### The task
Send back all the data below, exactly as given.
** START OF Data provided **
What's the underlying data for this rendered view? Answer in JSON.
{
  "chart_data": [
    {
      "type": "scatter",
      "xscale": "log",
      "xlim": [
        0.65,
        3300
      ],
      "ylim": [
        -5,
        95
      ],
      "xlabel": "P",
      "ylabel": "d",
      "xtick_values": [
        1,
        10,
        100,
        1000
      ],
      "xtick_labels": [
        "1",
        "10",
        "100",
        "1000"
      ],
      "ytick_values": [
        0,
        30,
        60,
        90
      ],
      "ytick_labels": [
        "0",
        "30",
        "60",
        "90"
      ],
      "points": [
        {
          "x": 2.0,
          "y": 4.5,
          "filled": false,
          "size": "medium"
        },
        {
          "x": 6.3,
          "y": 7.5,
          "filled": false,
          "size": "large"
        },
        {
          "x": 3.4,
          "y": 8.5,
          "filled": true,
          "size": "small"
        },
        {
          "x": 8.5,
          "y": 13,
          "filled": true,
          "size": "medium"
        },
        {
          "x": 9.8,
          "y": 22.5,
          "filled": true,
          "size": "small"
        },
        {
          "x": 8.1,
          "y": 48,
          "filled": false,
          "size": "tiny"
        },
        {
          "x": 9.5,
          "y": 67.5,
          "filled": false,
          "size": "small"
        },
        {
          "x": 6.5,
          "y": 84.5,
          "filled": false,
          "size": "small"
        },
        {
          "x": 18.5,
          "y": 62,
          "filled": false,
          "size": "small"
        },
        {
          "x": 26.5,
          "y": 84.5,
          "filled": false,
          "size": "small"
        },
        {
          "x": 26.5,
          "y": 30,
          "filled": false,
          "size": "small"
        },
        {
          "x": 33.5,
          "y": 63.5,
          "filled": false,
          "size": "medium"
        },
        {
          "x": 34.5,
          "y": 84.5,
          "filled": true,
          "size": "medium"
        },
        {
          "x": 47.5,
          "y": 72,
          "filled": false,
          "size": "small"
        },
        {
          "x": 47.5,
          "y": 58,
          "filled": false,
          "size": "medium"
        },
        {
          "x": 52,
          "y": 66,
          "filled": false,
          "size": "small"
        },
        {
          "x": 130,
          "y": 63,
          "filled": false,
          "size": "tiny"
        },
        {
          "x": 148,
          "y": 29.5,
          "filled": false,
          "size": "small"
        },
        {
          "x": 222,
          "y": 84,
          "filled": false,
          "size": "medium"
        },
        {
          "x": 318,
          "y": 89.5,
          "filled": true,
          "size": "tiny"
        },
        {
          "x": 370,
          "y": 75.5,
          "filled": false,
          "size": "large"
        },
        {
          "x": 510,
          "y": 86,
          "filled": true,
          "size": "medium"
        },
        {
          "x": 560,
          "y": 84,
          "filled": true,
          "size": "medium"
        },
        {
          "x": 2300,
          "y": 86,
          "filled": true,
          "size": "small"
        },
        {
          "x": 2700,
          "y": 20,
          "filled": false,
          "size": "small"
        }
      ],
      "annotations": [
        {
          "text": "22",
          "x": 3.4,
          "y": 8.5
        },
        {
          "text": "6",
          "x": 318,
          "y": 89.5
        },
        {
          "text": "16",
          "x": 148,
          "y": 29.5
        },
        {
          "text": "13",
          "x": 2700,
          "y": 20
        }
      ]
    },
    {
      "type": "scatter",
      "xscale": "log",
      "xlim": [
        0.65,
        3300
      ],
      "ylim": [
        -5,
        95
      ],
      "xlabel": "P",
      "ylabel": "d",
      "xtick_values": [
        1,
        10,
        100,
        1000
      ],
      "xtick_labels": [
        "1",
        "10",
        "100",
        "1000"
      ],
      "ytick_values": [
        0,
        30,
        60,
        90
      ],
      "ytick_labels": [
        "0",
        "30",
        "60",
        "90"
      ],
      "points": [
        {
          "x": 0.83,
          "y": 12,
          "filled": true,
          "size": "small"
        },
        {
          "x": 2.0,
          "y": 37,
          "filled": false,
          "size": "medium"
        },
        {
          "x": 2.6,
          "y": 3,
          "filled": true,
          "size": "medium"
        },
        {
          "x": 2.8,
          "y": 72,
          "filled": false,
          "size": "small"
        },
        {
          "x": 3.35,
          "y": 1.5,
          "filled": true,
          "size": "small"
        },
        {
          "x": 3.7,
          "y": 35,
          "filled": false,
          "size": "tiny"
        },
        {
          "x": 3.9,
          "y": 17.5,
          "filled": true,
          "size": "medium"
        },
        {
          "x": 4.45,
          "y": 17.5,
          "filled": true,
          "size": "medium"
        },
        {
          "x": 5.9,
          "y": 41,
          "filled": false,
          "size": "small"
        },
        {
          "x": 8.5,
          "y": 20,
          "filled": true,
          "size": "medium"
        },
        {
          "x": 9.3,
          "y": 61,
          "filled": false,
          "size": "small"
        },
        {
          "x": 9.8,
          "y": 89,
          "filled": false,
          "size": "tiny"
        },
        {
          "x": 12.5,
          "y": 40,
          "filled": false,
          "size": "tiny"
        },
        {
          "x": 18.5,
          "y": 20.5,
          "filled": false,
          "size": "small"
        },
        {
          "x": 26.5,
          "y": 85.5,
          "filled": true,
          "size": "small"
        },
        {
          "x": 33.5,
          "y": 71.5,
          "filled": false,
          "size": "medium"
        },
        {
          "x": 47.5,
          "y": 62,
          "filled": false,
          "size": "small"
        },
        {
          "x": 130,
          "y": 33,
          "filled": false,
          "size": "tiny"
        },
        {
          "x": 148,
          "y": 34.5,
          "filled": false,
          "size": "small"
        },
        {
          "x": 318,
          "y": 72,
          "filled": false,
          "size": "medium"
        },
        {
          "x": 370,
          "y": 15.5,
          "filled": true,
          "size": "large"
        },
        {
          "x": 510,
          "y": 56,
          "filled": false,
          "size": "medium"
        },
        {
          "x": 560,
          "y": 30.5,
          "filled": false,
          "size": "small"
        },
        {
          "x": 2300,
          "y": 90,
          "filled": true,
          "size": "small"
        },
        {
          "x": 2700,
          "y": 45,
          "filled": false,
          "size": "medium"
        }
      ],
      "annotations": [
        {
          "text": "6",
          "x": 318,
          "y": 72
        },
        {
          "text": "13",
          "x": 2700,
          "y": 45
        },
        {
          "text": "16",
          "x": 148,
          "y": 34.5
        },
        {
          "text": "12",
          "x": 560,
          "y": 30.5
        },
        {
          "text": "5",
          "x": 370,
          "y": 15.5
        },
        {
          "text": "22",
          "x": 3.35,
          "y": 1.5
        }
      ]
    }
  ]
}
** END OF Data provided **
### Solved exercise
What's the underlying data for this rendered view? Answer in JSON.
{
  "chart_data": [
    {
      "type": "scatter",
      "xscale": "log",
      "xlim": [
        0.65,
        3300
      ],
      "ylim": [
        -5,
        95
      ],
      "xlabel": "P",
      "ylabel": "d",
      "xtick_values": [
        1,
        10,
        100,
        1000
      ],
      "xtick_labels": [
        "1",
        "10",
        "100",
        "1000"
      ],
      "ytick_values": [
        0,
        30,
        60,
        90
      ],
      "ytick_labels": [
        "0",
        "30",
        "60",
        "90"
      ],
      "points": [
        {
          "x": 2.0,
          "y": 4.5,
          "filled": false,
          "size": "medium"
        },
        {
          "x": 6.3,
          "y": 7.5,
          "filled": false,
          "size": "large"
        },
        {
          "x": 3.4,
          "y": 8.5,
          "filled": true,
          "size": "small"
        },
        {
          "x": 8.5,
          "y": 13,
          "filled": true,
          "size": "medium"
        },
        {
          "x": 9.8,
          "y": 22.5,
          "filled": true,
          "size": "small"
        },
        {
          "x": 8.1,
          "y": 48,
          "filled": false,
          "size": "tiny"
        },
        {
          "x": 9.5,
          "y": 67.5,
          "filled": false,
          "size": "small"
        },
        {
          "x": 6.5,
          "y": 84.5,
          "filled": false,
          "size": "small"
        },
        {
          "x": 18.5,
          "y": 62,
          "filled": false,
          "size": "small"
        },
        {
          "x": 26.5,
          "y": 84.5,
          "filled": false,
          "size": "small"
        },
        {
          "x": 26.5,
          "y": 30,
          "filled": false,
          "size": "small"
        },
        {
          "x": 33.5,
          "y": 63.5,
          "filled": false,
          "size": "medium"
        },
        {
          "x": 34.5,
          "y": 84.5,
          "filled": true,
          "size": "medium"
        },
        {
          "x": 47.5,
          "y": 72,
          "filled": false,
          "size": "small"
        },
        {
          "x": 47.5,
          "y": 58,
          "filled": false,
          "size": "medium"
        },
        {
          "x": 52,
          "y": 66,
          "filled": false,
          "size": "small"
        },
        {
          "x": 130,
          "y": 63,
          "filled": false,
          "size": "tiny"
        },
        {
          "x": 148,
          "y": 29.5,
          "filled": false,
          "size": "small"
        },
        {
          "x": 222,
          "y": 84,
          "filled": false,
          "size": "medium"
        },
        {
          "x": 318,
          "y": 89.5,
          "filled": true,
          "size": "tiny"
        },
        {
          "x": 370,
          "y": 75.5,
          "filled": false,
          "size": "large"
        },
        {
          "x": 510,
          "y": 86,
          "filled": true,
          "size": "medium"
        },
        {
          "x": 560,
          "y": 84,
          "filled": true,
          "size": "medium"
        },
        {
          "x": 2300,
          "y": 86,
          "filled": true,
          "size": "small"
        },
        {
          "x": 2700,
          "y": 20,
          "filled": false,
          "size": "small"
        }
      ],
      "annotations": [
        {
          "text": "22",
          "x": 3.4,
          "y": 8.5
        },
        {
          "text": "6",
          "x": 318,
          "y": 89.5
        },
        {
          "text": "16",
          "x": 148,
          "y": 29.5
        },
        {
          "text": "13",
          "x": 2700,
          "y": 20
        }
      ]
    },
    {
      "type": "scatter",
      "xscale": "log",
      "xlim": [
        0.65,
        3300
      ],
      "ylim": [
        -5,
        95
      ],
      "xlabel": "P",
      "ylabel": "d",
      "xtick_values": [
        1,
        10,
        100,
        1000
      ],
      "xtick_labels": [
        "1",
        "10",
        "100",
        "1000"
      ],
      "ytick_values": [
        0,
        30,
        60,
        90
      ],
      "ytick_labels": [
        "0",
        "30",
        "60",
        "90"
      ],
      "points": [
        {
          "x": 0.83,
          "y": 12,
          "filled": true,
          "size": "small"
        },
        {
          "x": 2.0,
          "y": 37,
          "filled": false,
          "size": "medium"
        },
        {
          "x": 2.6,
          "y": 3,
          "filled": true,
          "size": "medium"
        },
        {
          "x": 2.8,
          "y": 72,
          "filled": false,
          "size": "small"
        },
        {
          "x": 3.35,
          "y": 1.5,
          "filled": true,
          "size": "small"
        },
        {
          "x": 3.7,
          "y": 35,
          "filled": false,
          "size": "tiny"
        },
        {
          "x": 3.9,
          "y": 17.5,
          "filled": true,
          "size": "medium"
        },
        {
          "x": 4.45,
          "y": 17.5,
          "filled": true,
          "size": "medium"
        },
        {
          "x": 5.9,
          "y": 41,
          "filled": false,
          "size": "small"
        },
        {
          "x": 8.5,
          "y": 20,
          "filled": true,
          "size": "medium"
        },
        {
          "x": 9.3,
          "y": 61,
          "filled": false,
          "size": "small"
        },
        {
          "x": 9.8,
          "y": 89,
          "filled": false,
          "size": "tiny"
        },
        {
          "x": 12.5,
          "y": 40,
          "filled": false,
          "size": "tiny"
        },
        {
          "x": 18.5,
          "y": 20.5,
          "filled": false,
          "size": "small"
        },
        {
          "x": 26.5,
          "y": 85.5,
          "filled": true,
          "size": "small"
        },
        {
          "x": 33.5,
          "y": 71.5,
          "filled": false,
          "size": "medium"
        },
        {
          "x": 47.5,
          "y": 62,
          "filled": false,
          "size": "small"
        },
        {
          "x": 130,
          "y": 33,
          "filled": false,
          "size": "tiny"
        },
        {
          "x": 148,
          "y": 34.5,
          "filled": false,
          "size": "small"
        },
        {
          "x": 318,
          "y": 72,
          "filled": false,
          "size": "medium"
        },
        {
          "x": 370,
          "y": 15.5,
          "filled": true,
          "size": "large"
        },
        {
          "x": 510,
          "y": 56,
          "filled": false,
          "size": "medium"
        },
        {
          "x": 560,
          "y": 30.5,
          "filled": false,
          "size": "small"
        },
        {
          "x": 2300,
          "y": 90,
          "filled": true,
          "size": "small"
        },
        {
          "x": 2700,
          "y": 45,
          "filled": false,
          "size": "medium"
        }
      ],
      "annotations": [
        {
          "text": "6",
          "x": 318,
          "y": 72
        },
        {
          "text": "13",
          "x": 2700,
          "y": 45
        },
        {
          "text": "16",
          "x": 148,
          "y": 34.5
        },
        {
          "text": "12",
          "x": 560,
          "y": 30.5
        },
        {
          "text": "5",
          "x": 370,
          "y": 15.5
        },
        {
          "text": "22",
          "x": 3.35,
          "y": 1.5
        }
      ]
    }
  ]
}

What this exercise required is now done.